- [SOURCE]
Drake - Marvins Room (Produced By 40)/Buried Alive (Interlude) (Produced By 40 & Supa Dups)

[Flash 9 is required to listen to audio.]

Drake
“Marvin’s Room” / “Buried Alive (Interlude)”

Marc Hogan already did a great job with the first part of the song on Pitchfork:

So, OK: “Are you drunk right now?” That’s the voice on the other end of the phone, and it belongs to one woman Drake can’t have. The answer, of course, is yes— and how. Producer Noah “40” Shebib keeps the accompaniment low-key and otherworldly, with woozy tones and minimal beats better suited for late-night headphones listens than club blast-offs. Not that you’d want to go shouting these lyrics anyway, as Drake’s confessional come-ons grow increasingly explicit and pathetic (“I hope no one heard that”). That it all ends with the sort of delicately pretty piano playing you used to be able to hear in fancy department stores is ridiculous, yet strangely appropriate. Though Kanye West was the first pop star to toast himself as a “douchebag” in song, Drake luxuriates in the role here— and somehow makes it seem attractive. Self-loathing has rarely sounded so sublime.

And I know people have talked about the uhhhhhhh-mazing Kendrick verse. So, well, what? I don’t know! I’m just sitting here at my kitchen table listening to music and writing, and, well, what would be more naturally than simply stopping what I’m working on and writing about the music I’m listening to?

I have not bought Take Care. (I know, jesus, but I had to buy groceries yesterday, so I hope Mr. Six Figures Tax Bill can take the hit. [I know the littler-downs at the record labels are probably scrimping like I am; the first to get axed, the last to get hired. I am really sorry and apologize to them!]) So I haven’t bought it, and I’ve downloaded like four versions of it. I couldn’t get it to sync with my iPhone last I checked (I know!). Before, “Buried Alive” and “Marvin’s Room” were separate. Now they’re together. Together, I think they’re the best song of last year. Hah, I say that all the time. That’s literally the only form of sentence that issues from my mouth. Oh, such-and-such was the best [whatever] of last year. I am a boring person!

Anyway, so it’s nice having them apart because sometimes you just want to hear that Kendrick song. But they’re so fucking good taken together. Why are they together? I will tell you why: Drake is the modern day Hegel, and the listener is just an idea he’s thinking.

“Marvin’s Room” has its history on lock. It recalls that Commodores song, “Nightshift”. The title of the song further reaches back to Marvin Gaye’s Here My Dear Drake is no Marvin Gaye, nor even a Commodore. He knows this. His is a small genius that requires a grand sweep and sonic luxuriousness to even approach being palatable. He’s pathetic, as Hogan notes. He’s sublime, as Hogan notes.

Drake’s moments of transcendence come so few and far. The “I think I’m addicted to naked pictures and sitting bout talking bitches that we almost had / I don’t think I’m conscious of making monsters of the women I sponsor till it all goes bad” is one of those moments. It’s so small and stupid and pathetic, yet its unexpected friction, the way the verse digs its toes in and pushes into this otherwise plush beat: it’s just perfect. It is, of course, perfectly pathetic.

- [DATA SEGMENT]

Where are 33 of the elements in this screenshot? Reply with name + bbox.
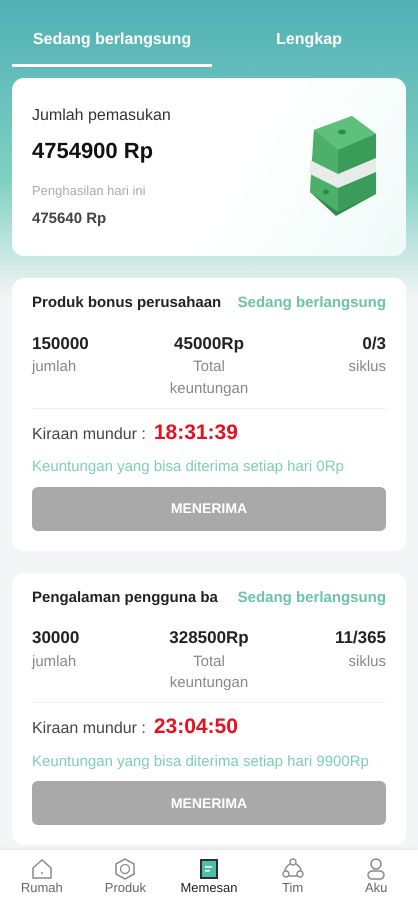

- [GIVEN EXERCISE 1] List every song title named in the review of Drake's songs.
- [GIVEN EXERCISE 2] In the Drake review, who does the writer say Drake is the modern-day version of?
- [GIVEN EXERCISE 3] Pick up the review of Drake's "Marvin's Room" after its last sentence and keep writing it.
The material placed after the Drake review is separate from the review itself.

- [TASK RESULT 1] "Marvin's Room," "Buried Alive (Interlude)," "Nightshift"

- [TASK RESULT 2] Hegel

- [TASK RESULT 3]
Which is where Kendrick Lamar comes in. Damn, Kendrick Lamar is my second favorite rapper’s favorite rapper. He’s so awesome. But why is “Marvin’s Room” all b/w “Buried Alive”? It’s a dialectical thing.

The same day we say were in the area cruisin’ in Toronto, hit me on the cellular
Thought he was gonna sell me a false word like the rappers I know
Sat down with a few drinks, located where you can’t see us
A white waitress on standby when we need her
A black Maybach, 40 pulled up Jeep
No doors all that ni//a was missing was Aaliyah
Felt like the initiation, a reality living in the matrix
We talk casually about the industry
And how the women be the taste makers for the shit we making
Then he said that he was the same age as myself
And it didn’t help cause it made me even more rude an impatient
So blame it on Mr. OVOXO, the reason why I’m breathing all the vanity I know

Lamar ends up being the moon to Drake’s sun, but in an entirely weird way. Drake comes off as terrible and possessive and abusive in “Marvin’s Room” — fully intentionally. And then he has Lamar tell this palindromic rise-and-fall yarn about getting corrupted by Drake, which is just a backwards way of talking about how great Drake is. Yet, being a sort of inside-out bildungsroman, it presents in a way that sort of denigrates Drake. Yet, the net effect is that the listener thinks, “Damn, Kendrick killed it, and Drake is really complicated.”

Like all of his best songs, Drake induces the listener’s emotional reaction. You can tell he’s, you know, probably really good at getting people to do things for him. And isn’t that a major strength for an artist to have? Isn’t a big part of how we ‘get mad at’ some performers due to their inability to sell us on something, their ignorance of having, like, a thesis (or synthesis)? Or for utterly failing to sell that thesis? You can, I suppose, choose to hate Drake’s thesis, but either way he did a good job of conveying it and making you buy into it.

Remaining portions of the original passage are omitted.